--- Task instructions ---
Pull every line containing "name" out of the material below.

[Begin Source records]

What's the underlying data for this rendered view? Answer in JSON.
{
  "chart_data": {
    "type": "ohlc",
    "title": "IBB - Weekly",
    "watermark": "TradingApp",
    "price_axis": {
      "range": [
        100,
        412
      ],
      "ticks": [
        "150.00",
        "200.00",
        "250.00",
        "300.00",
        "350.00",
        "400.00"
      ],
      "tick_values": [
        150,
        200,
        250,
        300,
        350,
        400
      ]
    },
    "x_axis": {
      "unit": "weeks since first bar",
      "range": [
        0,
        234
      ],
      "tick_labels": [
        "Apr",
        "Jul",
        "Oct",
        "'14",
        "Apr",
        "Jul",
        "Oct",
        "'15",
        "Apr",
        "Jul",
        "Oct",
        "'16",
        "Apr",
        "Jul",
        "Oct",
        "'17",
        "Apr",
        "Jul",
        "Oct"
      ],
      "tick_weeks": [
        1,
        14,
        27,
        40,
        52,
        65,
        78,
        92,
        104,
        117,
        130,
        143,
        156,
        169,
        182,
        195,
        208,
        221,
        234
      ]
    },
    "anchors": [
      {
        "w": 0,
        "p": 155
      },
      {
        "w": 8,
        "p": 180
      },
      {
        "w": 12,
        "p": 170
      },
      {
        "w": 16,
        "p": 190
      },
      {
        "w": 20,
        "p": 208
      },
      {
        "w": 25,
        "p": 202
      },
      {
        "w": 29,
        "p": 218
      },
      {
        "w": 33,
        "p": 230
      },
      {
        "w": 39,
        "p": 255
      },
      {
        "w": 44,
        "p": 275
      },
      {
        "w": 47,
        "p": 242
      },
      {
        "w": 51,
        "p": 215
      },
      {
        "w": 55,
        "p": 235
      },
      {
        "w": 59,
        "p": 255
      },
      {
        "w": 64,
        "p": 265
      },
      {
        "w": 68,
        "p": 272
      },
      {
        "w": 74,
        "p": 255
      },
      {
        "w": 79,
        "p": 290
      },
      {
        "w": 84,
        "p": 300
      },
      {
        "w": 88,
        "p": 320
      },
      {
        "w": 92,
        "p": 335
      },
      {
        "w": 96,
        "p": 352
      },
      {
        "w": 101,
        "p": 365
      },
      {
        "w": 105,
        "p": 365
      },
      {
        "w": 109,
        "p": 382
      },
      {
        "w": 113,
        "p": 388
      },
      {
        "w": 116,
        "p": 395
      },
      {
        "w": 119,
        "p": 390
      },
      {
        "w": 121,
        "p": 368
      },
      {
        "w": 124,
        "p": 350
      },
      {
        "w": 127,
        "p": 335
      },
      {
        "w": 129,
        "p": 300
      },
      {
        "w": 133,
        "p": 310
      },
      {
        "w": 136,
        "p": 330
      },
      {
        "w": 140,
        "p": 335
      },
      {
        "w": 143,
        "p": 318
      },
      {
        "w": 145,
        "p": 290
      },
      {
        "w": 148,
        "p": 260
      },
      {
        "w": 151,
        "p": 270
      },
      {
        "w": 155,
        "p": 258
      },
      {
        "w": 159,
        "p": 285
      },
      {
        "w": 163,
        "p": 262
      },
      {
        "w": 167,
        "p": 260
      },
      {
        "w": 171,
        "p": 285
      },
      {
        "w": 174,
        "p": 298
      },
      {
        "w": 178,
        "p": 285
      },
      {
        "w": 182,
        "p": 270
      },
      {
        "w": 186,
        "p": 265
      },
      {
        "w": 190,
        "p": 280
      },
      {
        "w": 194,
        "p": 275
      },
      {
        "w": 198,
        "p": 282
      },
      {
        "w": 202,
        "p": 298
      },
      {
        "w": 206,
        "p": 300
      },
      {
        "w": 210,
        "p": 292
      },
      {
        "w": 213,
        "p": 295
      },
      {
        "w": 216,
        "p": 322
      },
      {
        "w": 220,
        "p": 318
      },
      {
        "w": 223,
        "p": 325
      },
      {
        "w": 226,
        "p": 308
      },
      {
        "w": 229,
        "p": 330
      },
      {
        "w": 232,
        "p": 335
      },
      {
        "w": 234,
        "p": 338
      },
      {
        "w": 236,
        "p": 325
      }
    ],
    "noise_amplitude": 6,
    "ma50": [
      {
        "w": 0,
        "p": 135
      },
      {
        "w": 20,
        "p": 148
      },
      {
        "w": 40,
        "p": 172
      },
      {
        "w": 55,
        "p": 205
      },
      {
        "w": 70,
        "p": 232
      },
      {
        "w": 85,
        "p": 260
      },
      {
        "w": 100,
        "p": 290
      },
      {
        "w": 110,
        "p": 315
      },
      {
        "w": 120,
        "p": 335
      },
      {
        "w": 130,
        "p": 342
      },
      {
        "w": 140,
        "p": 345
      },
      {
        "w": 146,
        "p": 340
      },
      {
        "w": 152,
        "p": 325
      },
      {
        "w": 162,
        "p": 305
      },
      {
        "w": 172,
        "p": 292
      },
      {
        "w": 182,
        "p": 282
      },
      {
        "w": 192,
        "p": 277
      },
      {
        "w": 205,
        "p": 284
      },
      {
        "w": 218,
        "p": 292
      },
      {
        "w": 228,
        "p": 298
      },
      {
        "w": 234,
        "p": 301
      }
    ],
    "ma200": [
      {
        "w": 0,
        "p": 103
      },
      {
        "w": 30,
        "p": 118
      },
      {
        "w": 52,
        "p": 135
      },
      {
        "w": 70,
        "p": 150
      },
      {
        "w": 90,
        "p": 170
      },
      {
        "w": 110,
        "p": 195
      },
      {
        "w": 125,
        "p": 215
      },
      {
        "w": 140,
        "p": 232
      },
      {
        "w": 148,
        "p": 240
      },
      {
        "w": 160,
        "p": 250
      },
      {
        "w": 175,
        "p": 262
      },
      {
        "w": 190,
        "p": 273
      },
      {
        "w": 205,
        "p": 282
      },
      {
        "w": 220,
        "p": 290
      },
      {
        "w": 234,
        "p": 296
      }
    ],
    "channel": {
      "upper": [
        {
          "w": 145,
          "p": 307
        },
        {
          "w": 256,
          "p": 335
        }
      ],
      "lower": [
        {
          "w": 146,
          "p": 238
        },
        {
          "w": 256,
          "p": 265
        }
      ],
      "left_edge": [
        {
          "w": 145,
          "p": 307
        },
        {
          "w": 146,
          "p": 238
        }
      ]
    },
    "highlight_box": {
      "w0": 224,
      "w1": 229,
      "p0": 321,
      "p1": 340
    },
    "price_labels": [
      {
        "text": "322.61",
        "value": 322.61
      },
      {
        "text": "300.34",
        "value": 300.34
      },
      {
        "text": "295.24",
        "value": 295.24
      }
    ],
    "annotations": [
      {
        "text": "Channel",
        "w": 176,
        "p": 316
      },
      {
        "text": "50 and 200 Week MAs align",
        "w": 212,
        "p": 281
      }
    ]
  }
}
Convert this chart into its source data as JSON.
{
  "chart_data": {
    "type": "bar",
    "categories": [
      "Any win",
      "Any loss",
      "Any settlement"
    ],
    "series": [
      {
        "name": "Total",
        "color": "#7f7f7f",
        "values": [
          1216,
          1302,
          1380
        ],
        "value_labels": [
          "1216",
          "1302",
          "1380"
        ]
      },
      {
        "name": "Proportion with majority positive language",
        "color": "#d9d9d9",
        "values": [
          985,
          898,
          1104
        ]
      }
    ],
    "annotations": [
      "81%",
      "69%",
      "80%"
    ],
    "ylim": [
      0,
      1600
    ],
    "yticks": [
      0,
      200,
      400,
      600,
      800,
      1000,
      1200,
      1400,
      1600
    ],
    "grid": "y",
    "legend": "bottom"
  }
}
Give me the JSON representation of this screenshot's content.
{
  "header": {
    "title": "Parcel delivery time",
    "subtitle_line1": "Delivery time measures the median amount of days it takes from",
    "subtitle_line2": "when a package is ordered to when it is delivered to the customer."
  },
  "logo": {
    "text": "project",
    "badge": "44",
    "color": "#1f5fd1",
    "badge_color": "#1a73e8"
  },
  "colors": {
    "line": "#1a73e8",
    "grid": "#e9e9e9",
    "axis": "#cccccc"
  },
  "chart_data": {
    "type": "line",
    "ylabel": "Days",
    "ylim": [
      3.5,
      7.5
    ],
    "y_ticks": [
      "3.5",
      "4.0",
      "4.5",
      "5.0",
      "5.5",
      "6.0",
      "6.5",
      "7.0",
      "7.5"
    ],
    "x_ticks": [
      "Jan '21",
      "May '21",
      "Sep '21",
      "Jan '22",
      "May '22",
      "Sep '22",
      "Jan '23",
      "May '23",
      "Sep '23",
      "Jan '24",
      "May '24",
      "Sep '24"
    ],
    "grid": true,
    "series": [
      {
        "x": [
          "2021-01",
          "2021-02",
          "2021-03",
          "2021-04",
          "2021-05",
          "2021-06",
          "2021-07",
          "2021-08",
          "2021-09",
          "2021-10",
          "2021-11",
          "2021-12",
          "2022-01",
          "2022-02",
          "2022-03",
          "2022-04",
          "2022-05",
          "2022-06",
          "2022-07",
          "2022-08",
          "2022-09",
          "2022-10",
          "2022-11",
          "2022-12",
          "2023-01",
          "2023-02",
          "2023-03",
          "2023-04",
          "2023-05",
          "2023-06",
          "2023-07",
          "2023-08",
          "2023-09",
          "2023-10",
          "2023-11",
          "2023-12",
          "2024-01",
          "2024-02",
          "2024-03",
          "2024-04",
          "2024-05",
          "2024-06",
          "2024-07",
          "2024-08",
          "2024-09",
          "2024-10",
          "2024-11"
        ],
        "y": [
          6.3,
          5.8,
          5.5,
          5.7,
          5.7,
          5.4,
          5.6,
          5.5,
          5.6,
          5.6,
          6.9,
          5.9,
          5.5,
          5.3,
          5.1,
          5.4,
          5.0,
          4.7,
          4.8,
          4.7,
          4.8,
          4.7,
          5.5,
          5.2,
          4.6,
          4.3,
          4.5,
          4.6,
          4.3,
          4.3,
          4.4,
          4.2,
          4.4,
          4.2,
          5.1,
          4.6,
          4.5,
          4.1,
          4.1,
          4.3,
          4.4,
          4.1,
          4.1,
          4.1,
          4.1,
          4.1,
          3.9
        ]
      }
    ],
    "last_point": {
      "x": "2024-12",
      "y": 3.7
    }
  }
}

[End Source records]

--- Task answer ---
        "name": "Total",
        "name": "Proportion with majority positive language",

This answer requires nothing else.